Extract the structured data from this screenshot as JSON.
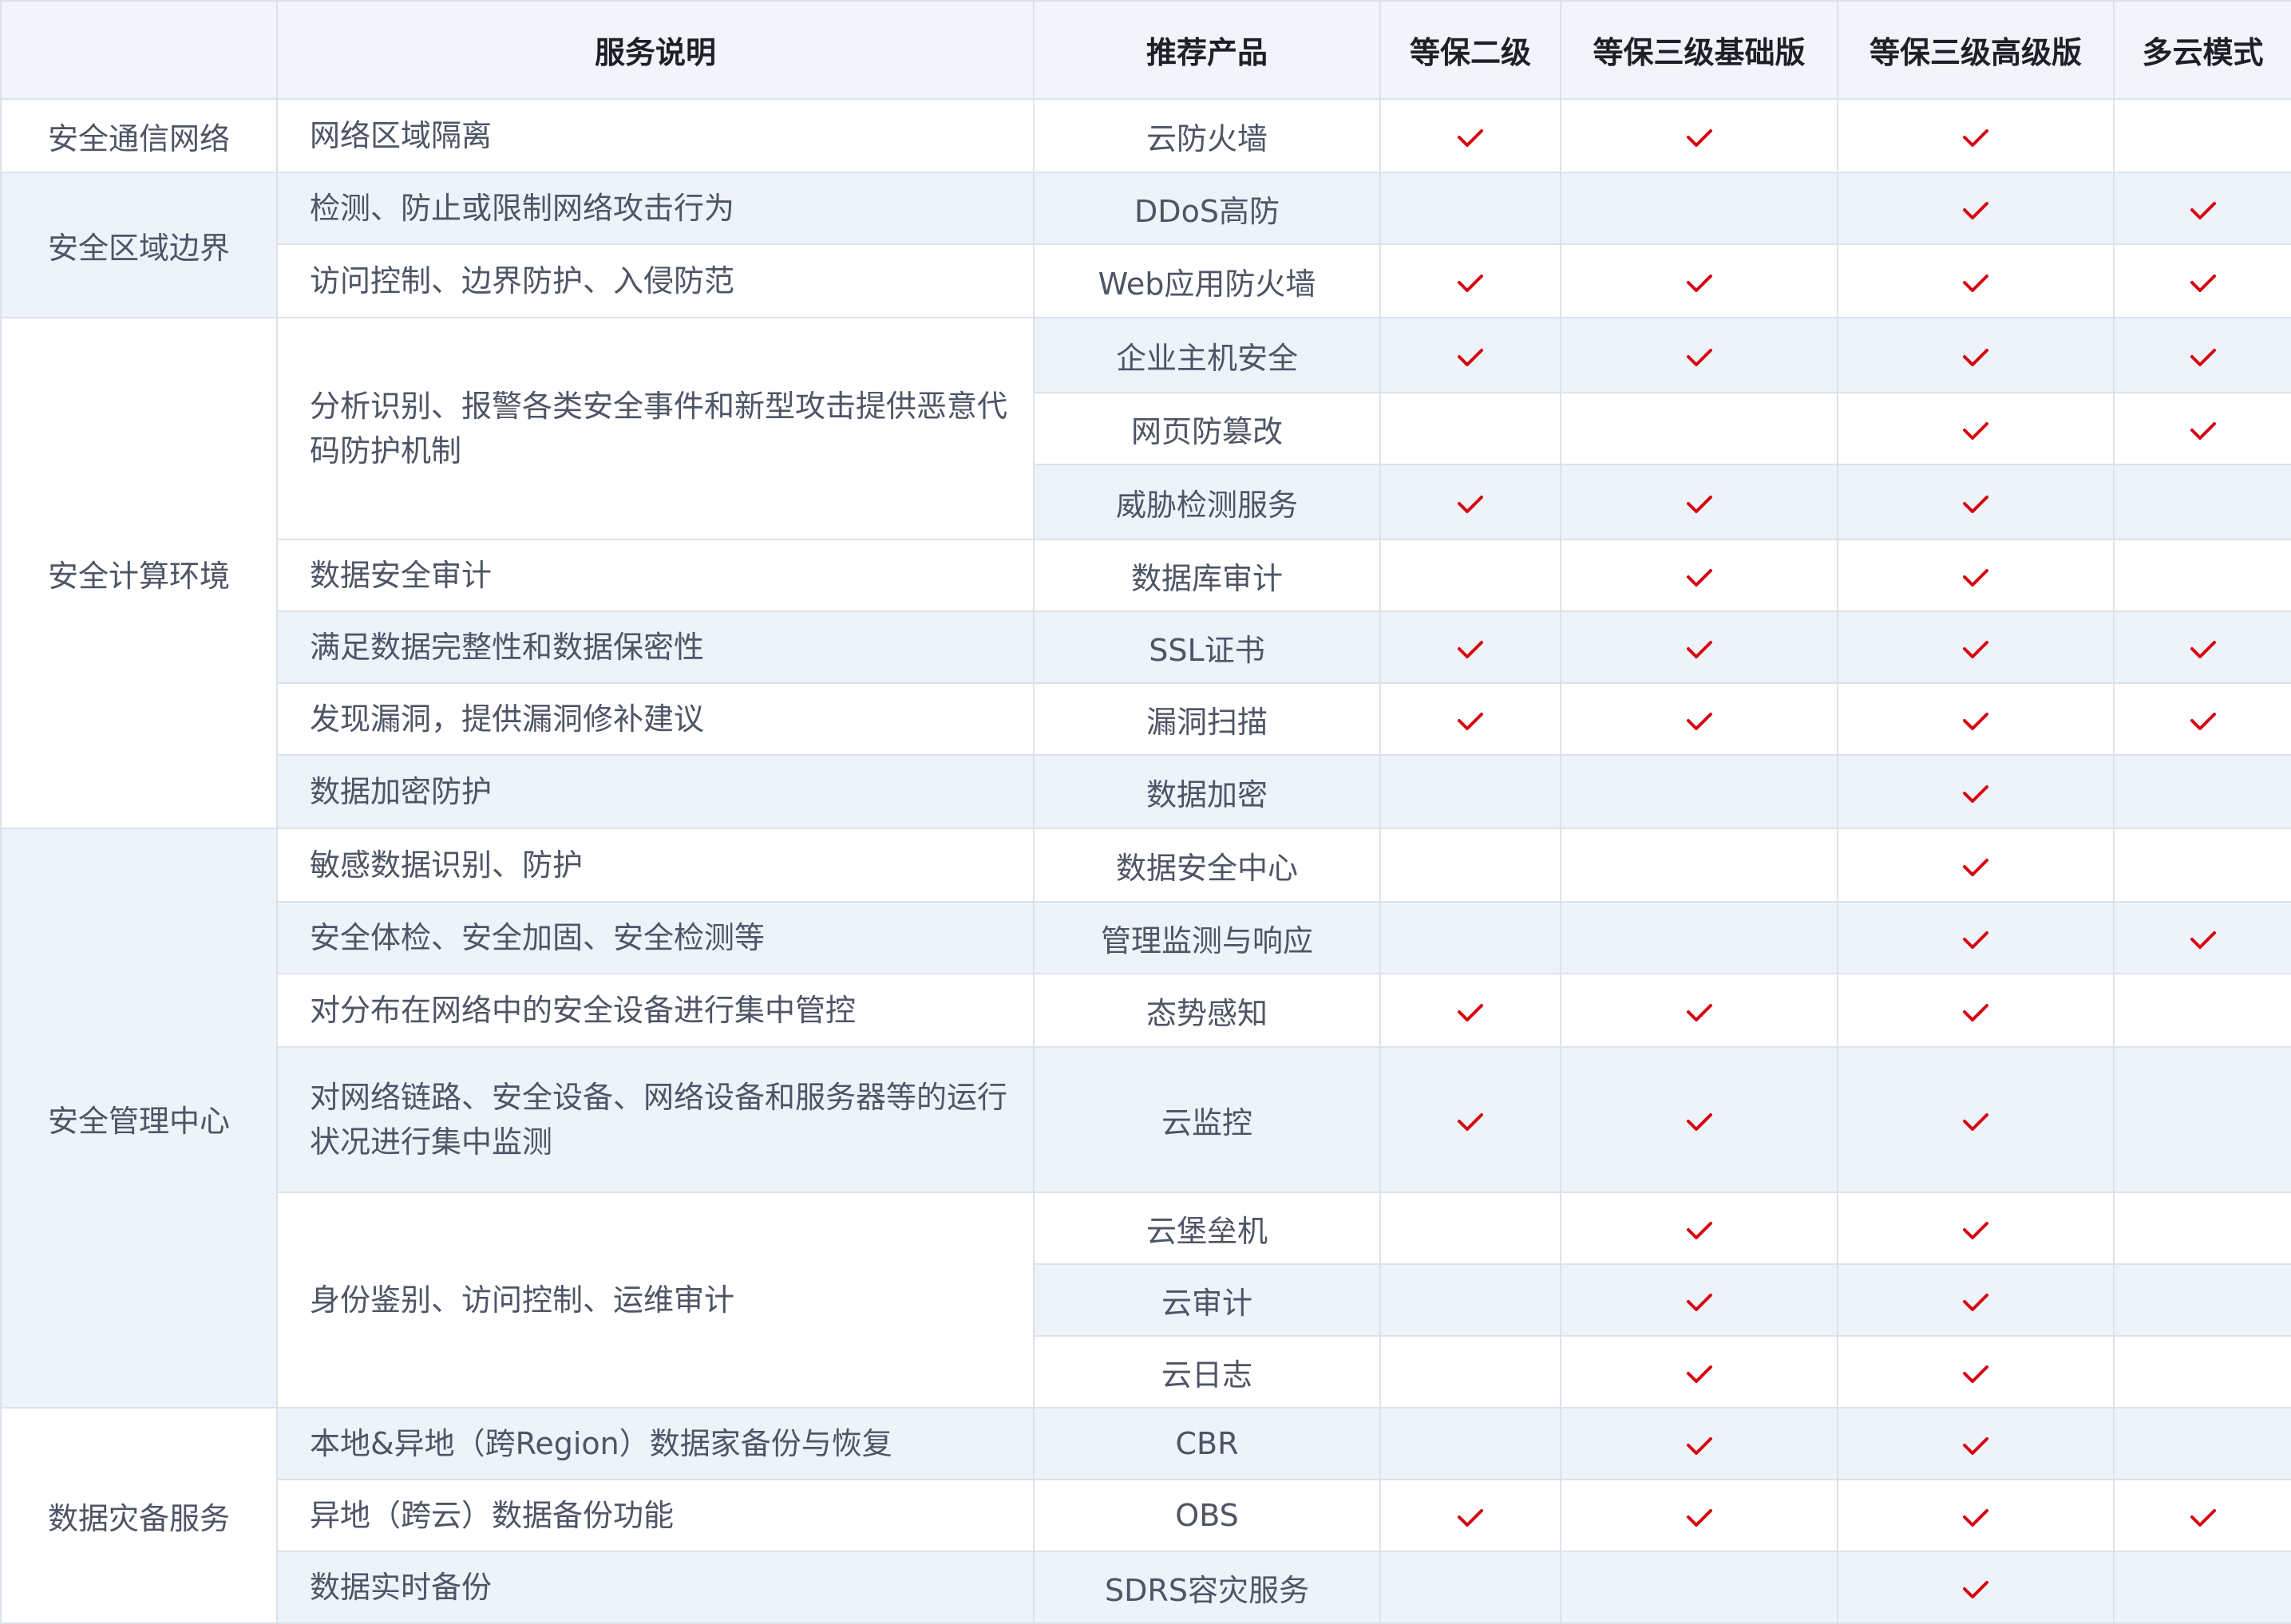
{
  "header": {
    "category": "",
    "description": "服务说明",
    "product": "推荐产品",
    "levels": [
      "等保二级",
      "等保三级基础版",
      "等保三级高级版",
      "多云模式"
    ]
  },
  "colors": {
    "border": "#dde2ea",
    "header_bg": "#f1f4f9",
    "row_shade": "#eef3fa",
    "check": "#d7000f",
    "text_dark": "#1c2029",
    "text_body": "#4d5566"
  },
  "groups": [
    {
      "category": "安全通信网络",
      "rows": [
        {
          "description": "网络区域隔离",
          "product": "云防火墙",
          "checks": [
            true,
            true,
            true,
            false
          ]
        }
      ]
    },
    {
      "category": "安全区域边界",
      "rows": [
        {
          "description": "检测、防止或限制网络攻击行为",
          "product": "DDoS高防",
          "checks": [
            false,
            false,
            true,
            true
          ]
        },
        {
          "description": "访问控制、边界防护、入侵防范",
          "product": "Web应用防火墙",
          "checks": [
            true,
            true,
            true,
            true
          ]
        }
      ]
    },
    {
      "category": "安全计算环境",
      "rows": [
        {
          "description": "分析识别、报警各类安全事件和新型攻击提供恶意代码防护机制",
          "product": "企业主机安全",
          "checks": [
            true,
            true,
            true,
            true
          ]
        },
        {
          "description": null,
          "product": "网页防篡改",
          "checks": [
            false,
            false,
            true,
            true
          ]
        },
        {
          "description": null,
          "product": "威胁检测服务",
          "checks": [
            true,
            true,
            true,
            false
          ]
        },
        {
          "description": "数据安全审计",
          "product": "数据库审计",
          "checks": [
            false,
            true,
            true,
            false
          ]
        },
        {
          "description": "满足数据完整性和数据保密性",
          "product": "SSL证书",
          "checks": [
            true,
            true,
            true,
            true
          ]
        },
        {
          "description": "发现漏洞，提供漏洞修补建议",
          "product": "漏洞扫描",
          "checks": [
            true,
            true,
            true,
            true
          ]
        },
        {
          "description": "数据加密防护",
          "product": "数据加密",
          "checks": [
            false,
            false,
            true,
            false
          ]
        }
      ]
    },
    {
      "category": "安全管理中心",
      "rows": [
        {
          "description": "敏感数据识别、防护",
          "product": "数据安全中心",
          "checks": [
            false,
            false,
            true,
            false
          ]
        },
        {
          "description": "安全体检、安全加固、安全检测等",
          "product": "管理监测与响应",
          "checks": [
            false,
            false,
            true,
            true
          ]
        },
        {
          "description": "对分布在网络中的安全设备进行集中管控",
          "product": "态势感知",
          "checks": [
            true,
            true,
            true,
            false
          ]
        },
        {
          "description": "对网络链路、安全设备、网络设备和服务器等的运行状况进行集中监测",
          "product": "云监控",
          "checks": [
            true,
            true,
            true,
            false
          ]
        },
        {
          "description": "身份鉴别、访问控制、运维审计",
          "product": "云堡垒机",
          "checks": [
            false,
            true,
            true,
            false
          ]
        },
        {
          "description": null,
          "product": "云审计",
          "checks": [
            false,
            true,
            true,
            false
          ]
        },
        {
          "description": null,
          "product": "云日志",
          "checks": [
            false,
            true,
            true,
            false
          ]
        }
      ]
    },
    {
      "category": "数据灾备服务",
      "rows": [
        {
          "description": "本地&异地（跨Region）数据家备份与恢复",
          "product": "CBR",
          "checks": [
            false,
            true,
            true,
            false
          ]
        },
        {
          "description": "异地（跨云）数据备份功能",
          "product": "OBS",
          "checks": [
            true,
            true,
            true,
            true
          ]
        },
        {
          "description": "数据实时备份",
          "product": "SDRS容灾服务",
          "checks": [
            false,
            false,
            true,
            false
          ]
        }
      ]
    }
  ]
}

▬▬▬▬▬▬▬▬▬▬

- AIM OF THE EXERCISE -
Give the entries again word for word, but skip the pictures.

- COMPLETED TASK -
Extract the structured data from this screenshot as JSON.
{
  "header": {
    "category": "",
    "description": "服务说明",
    "product": "推荐产品",
    "levels": [
      "等保二级",
      "等保三级基础版",
      "等保三级高级版",
      "多云模式"
    ]
  },
  "colors": {
    "border": "#dde2ea",
    "header_bg": "#f1f4f9",
    "row_shade": "#eef3fa",
    "check": "#d7000f",
    "text_dark": "#1c2029",
    "text_body": "#4d5566"
  },
  "groups": [
    {
      "category": "安全通信网络",
      "rows": [
        {
          "description": "网络区域隔离",
          "product": "云防火墙",
          "checks": [
            true,
            true,
            true,
            false
          ]
        }
      ]
    },
    {
      "category": "安全区域边界",
      "rows": [
        {
          "description": "检测、防止或限制网络攻击行为",
          "product": "DDoS高防",
          "checks": [
            false,
            false,
            true,
            true
          ]
        },
        {
          "description": "访问控制、边界防护、入侵防范",
          "product": "Web应用防火墙",
          "checks": [
            true,
            true,
            true,
            true
          ]
        }
      ]
    },
    {
      "category": "安全计算环境",
      "rows": [
        {
          "description": "分析识别、报警各类安全事件和新型攻击提供恶意代码防护机制",
          "product": "企业主机安全",
          "checks": [
            true,
            true,
            true,
            true
          ]
        },
        {
          "description": null,
          "product": "网页防篡改",
          "checks": [
            false,
            false,
            true,
            true
          ]
        },
        {
          "description": null,
          "product": "威胁检测服务",
          "checks": [
            true,
            true,
            true,
            false
          ]
        },
        {
          "description": "数据安全审计",
          "product": "数据库审计",
          "checks": [
            false,
            true,
            true,
            false
          ]
        },
        {
          "description": "满足数据完整性和数据保密性",
          "product": "SSL证书",
          "checks": [
            true,
            true,
            true,
            true
          ]
        },
        {
          "description": "发现漏洞，提供漏洞修补建议",
          "product": "漏洞扫描",
          "checks": [
            true,
            true,
            true,
            true
          ]
        },
        {
          "description": "数据加密防护",
          "product": "数据加密",
          "checks": [
            false,
            false,
            true,
            false
          ]
        }
      ]
    },
    {
      "category": "安全管理中心",
      "rows": [
        {
          "description": "敏感数据识别、防护",
          "product": "数据安全中心",
          "checks": [
            false,
            false,
            true,
            false
          ]
        },
        {
          "description": "安全体检、安全加固、安全检测等",
          "product": "管理监测与响应",
          "checks": [
            false,
            false,
            true,
            true
          ]
        },
        {
          "description": "对分布在网络中的安全设备进行集中管控",
          "product": "态势感知",
          "checks": [
            true,
            true,
            true,
            false
          ]
        },
        {
          "description": "对网络链路、安全设备、网络设备和服务器等的运行状况进行集中监测",
          "product": "云监控",
          "checks": [
            true,
            true,
            true,
            false
          ]
        },
        {
          "description": "身份鉴别、访问控制、运维审计",
          "product": "云堡垒机",
          "checks": [
            false,
            true,
            true,
            false
          ]
        },
        {
          "description": null,
          "product": "云审计",
          "checks": [
            false,
            true,
            true,
            false
          ]
        },
        {
          "description": null,
          "product": "云日志",
          "checks": [
            false,
            true,
            true,
            false
          ]
        }
      ]
    },
    {
      "category": "数据灾备服务",
      "rows": [
        {
          "description": "本地&异地（跨Region）数据家备份与恢复",
          "product": "CBR",
          "checks": [
            false,
            true,
            true,
            false
          ]
        },
        {
          "description": "异地（跨云）数据备份功能",
          "product": "OBS",
          "checks": [
            true,
            true,
            true,
            true
          ]
        },
        {
          "description": "数据实时备份",
          "product": "SDRS容灾服务",
          "checks": [
            false,
            false,
            true,
            false
          ]
        }
      ]
    }
  ]
}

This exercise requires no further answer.